[BEGIN Available data]
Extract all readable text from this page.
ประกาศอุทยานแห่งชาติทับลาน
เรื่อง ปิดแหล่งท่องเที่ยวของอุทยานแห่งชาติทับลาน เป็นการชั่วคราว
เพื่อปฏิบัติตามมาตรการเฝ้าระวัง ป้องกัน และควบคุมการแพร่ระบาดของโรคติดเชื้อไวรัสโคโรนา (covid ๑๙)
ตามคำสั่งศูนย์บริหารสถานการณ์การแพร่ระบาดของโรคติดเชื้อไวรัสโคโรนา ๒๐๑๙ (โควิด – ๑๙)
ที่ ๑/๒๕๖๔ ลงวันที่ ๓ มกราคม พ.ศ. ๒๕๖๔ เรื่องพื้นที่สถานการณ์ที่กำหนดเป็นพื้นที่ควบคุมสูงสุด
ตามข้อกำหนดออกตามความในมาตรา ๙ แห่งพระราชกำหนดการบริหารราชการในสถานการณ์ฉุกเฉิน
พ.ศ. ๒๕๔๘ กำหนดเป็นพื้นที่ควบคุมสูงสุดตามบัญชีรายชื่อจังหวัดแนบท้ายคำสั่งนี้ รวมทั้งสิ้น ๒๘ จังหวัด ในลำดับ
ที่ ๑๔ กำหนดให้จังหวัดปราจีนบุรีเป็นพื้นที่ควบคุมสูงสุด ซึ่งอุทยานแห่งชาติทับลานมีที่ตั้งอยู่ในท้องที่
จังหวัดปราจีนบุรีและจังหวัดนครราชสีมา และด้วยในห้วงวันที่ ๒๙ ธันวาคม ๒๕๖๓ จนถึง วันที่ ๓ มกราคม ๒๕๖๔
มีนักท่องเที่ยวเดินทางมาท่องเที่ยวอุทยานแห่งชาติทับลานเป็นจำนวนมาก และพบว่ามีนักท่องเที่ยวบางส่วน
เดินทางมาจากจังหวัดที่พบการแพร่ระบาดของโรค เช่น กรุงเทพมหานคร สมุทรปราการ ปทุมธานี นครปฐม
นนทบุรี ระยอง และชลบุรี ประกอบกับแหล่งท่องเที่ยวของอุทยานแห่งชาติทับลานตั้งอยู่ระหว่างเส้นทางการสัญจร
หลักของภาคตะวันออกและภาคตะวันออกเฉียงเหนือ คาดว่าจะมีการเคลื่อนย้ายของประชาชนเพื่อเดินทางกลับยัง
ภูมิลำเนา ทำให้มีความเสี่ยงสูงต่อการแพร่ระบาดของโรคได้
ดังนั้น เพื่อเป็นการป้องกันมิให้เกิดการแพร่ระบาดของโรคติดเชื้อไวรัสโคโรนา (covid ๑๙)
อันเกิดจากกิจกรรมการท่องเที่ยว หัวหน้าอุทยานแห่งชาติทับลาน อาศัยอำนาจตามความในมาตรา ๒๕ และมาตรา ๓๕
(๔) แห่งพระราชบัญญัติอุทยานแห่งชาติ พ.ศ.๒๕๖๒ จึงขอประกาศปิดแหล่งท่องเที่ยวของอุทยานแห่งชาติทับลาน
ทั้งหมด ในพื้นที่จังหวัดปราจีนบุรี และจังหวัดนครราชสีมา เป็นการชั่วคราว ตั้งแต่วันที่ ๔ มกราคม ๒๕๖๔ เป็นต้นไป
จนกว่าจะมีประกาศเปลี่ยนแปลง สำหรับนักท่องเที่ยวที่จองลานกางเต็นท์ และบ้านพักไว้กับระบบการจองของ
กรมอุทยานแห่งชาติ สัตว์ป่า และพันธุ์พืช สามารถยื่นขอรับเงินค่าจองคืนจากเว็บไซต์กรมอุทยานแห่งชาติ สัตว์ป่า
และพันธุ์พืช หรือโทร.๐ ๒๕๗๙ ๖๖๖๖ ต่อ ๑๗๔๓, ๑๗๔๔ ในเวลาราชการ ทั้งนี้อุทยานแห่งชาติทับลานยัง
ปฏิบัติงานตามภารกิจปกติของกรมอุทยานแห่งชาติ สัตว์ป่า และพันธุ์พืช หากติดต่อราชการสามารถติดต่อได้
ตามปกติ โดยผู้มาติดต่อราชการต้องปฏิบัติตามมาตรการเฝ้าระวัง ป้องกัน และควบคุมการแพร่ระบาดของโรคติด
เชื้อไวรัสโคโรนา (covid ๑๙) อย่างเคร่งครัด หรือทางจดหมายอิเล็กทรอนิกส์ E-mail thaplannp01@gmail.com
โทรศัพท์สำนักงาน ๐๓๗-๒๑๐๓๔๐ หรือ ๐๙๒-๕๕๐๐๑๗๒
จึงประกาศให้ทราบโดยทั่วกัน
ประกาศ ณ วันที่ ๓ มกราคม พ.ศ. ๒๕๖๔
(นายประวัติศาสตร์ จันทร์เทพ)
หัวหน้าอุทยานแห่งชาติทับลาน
[END Available data]
Problem requirements: Reproduce the material in full, with no word added or dropped.

Correct response:
Extract all readable text from this page.
ประกาศอุทยานแห่งชาติทับลาน
เรื่อง ปิดแหล่งท่องเที่ยวของอุทยานแห่งชาติทับลาน เป็นการชั่วคราว
เพื่อปฏิบัติตามมาตรการเฝ้าระวัง ป้องกัน และควบคุมการแพร่ระบาดของโรคติดเชื้อไวรัสโคโรนา (covid ๑๙)
ตามคำสั่งศูนย์บริหารสถานการณ์การแพร่ระบาดของโรคติดเชื้อไวรัสโคโรนา ๒๐๑๙ (โควิด – ๑๙)
ที่ ๑/๒๕๖๔ ลงวันที่ ๓ มกราคม พ.ศ. ๒๕๖๔ เรื่องพื้นที่สถานการณ์ที่กำหนดเป็นพื้นที่ควบคุมสูงสุด
ตามข้อกำหนดออกตามความในมาตรา ๙ แห่งพระราชกำหนดการบริหารราชการในสถานการณ์ฉุกเฉิน
พ.ศ. ๒๕๔๘ กำหนดเป็นพื้นที่ควบคุมสูงสุดตามบัญชีรายชื่อจังหวัดแนบท้ายคำสั่งนี้ รวมทั้งสิ้น ๒๘ จังหวัด ในลำดับ
ที่ ๑๔ กำหนดให้จังหวัดปราจีนบุรีเป็นพื้นที่ควบคุมสูงสุด ซึ่งอุทยานแห่งชาติทับลานมีที่ตั้งอยู่ในท้องที่
จังหวัดปราจีนบุรีและจังหวัดนครราชสีมา และด้วยในห้วงวันที่ ๒๙ ธันวาคม ๒๕๖๓ จนถึง วันที่ ๓ มกราคม ๒๕๖๔
มีนักท่องเที่ยวเดินทางมาท่องเที่ยวอุทยานแห่งชาติทับลานเป็นจำนวนมาก และพบว่ามีนักท่องเที่ยวบางส่วน
เดินทางมาจากจังหวัดที่พบการแพร่ระบาดของโรค เช่น กรุงเทพมหานคร สมุทรปราการ ปทุมธานี นครปฐม
นนทบุรี ระยอง และชลบุรี ประกอบกับแหล่งท่องเที่ยวของอุทยานแห่งชาติทับลานตั้งอยู่ระหว่างเส้นทางการสัญจร
หลักของภาคตะวันออกและภาคตะวันออกเฉียงเหนือ คาดว่าจะมีการเคลื่อนย้ายของประชาชนเพื่อเดินทางกลับยัง
ภูมิลำเนา ทำให้มีความเสี่ยงสูงต่อการแพร่ระบาดของโรคได้
ดังนั้น เพื่อเป็นการป้องกันมิให้เกิดการแพร่ระบาดของโรคติดเชื้อไวรัสโคโรนา (covid ๑๙)
อันเกิดจากกิจกรรมการท่องเที่ยว หัวหน้าอุทยานแห่งชาติทับลาน อาศัยอำนาจตามความในมาตรา ๒๕ และมาตรา ๓๕
(๔) แห่งพระราชบัญญัติอุทยานแห่งชาติ พ.ศ.๒๕๖๒ จึงขอประกาศปิดแหล่งท่องเที่ยวของอุทยานแห่งชาติทับลาน
ทั้งหมด ในพื้นที่จังหวัดปราจีนบุรี และจังหวัดนครราชสีมา เป็นการชั่วคราว ตั้งแต่วันที่ ๔ มกราคม ๒๕๖๔ เป็นต้นไป
จนกว่าจะมีประกาศเปลี่ยนแปลง สำหรับนักท่องเที่ยวที่จองลานกางเต็นท์ และบ้านพักไว้กับระบบการจองของ
กรมอุทยานแห่งชาติ สัตว์ป่า และพันธุ์พืช สามารถยื่นขอรับเงินค่าจองคืนจากเว็บไซต์กรมอุทยานแห่งชาติ สัตว์ป่า
และพันธุ์พืช หรือโทร.๐ ๒๕๗๙ ๖๖๖๖ ต่อ ๑๗๔๓, ๑๗๔๔ ในเวลาราชการ ทั้งนี้อุทยานแห่งชาติทับลานยัง
ปฏิบัติงานตามภารกิจปกติของกรมอุทยานแห่งชาติ สัตว์ป่า และพันธุ์พืช หากติดต่อราชการสามารถติดต่อได้
ตามปกติ โดยผู้มาติดต่อราชการต้องปฏิบัติตามมาตรการเฝ้าระวัง ป้องกัน และควบคุมการแพร่ระบาดของโรคติด
เชื้อไวรัสโคโรนา (covid ๑๙) อย่างเคร่งครัด หรือทางจดหมายอิเล็กทรอนิกส์ E-mail thaplannp01@gmail.com
โทรศัพท์สำนักงาน ๐๓๗-๒๑๐๓๔๐ หรือ ๐๙๒-๕๕๐๐๑๗๒
จึงประกาศให้ทราบโดยทั่วกัน
ประกาศ ณ วันที่ ๓ มกราคม พ.ศ. ๒๕๖๔
(นายประวัติศาสตร์ จันทร์เทพ)
หัวหน้าอุทยานแห่งชาติทับลาน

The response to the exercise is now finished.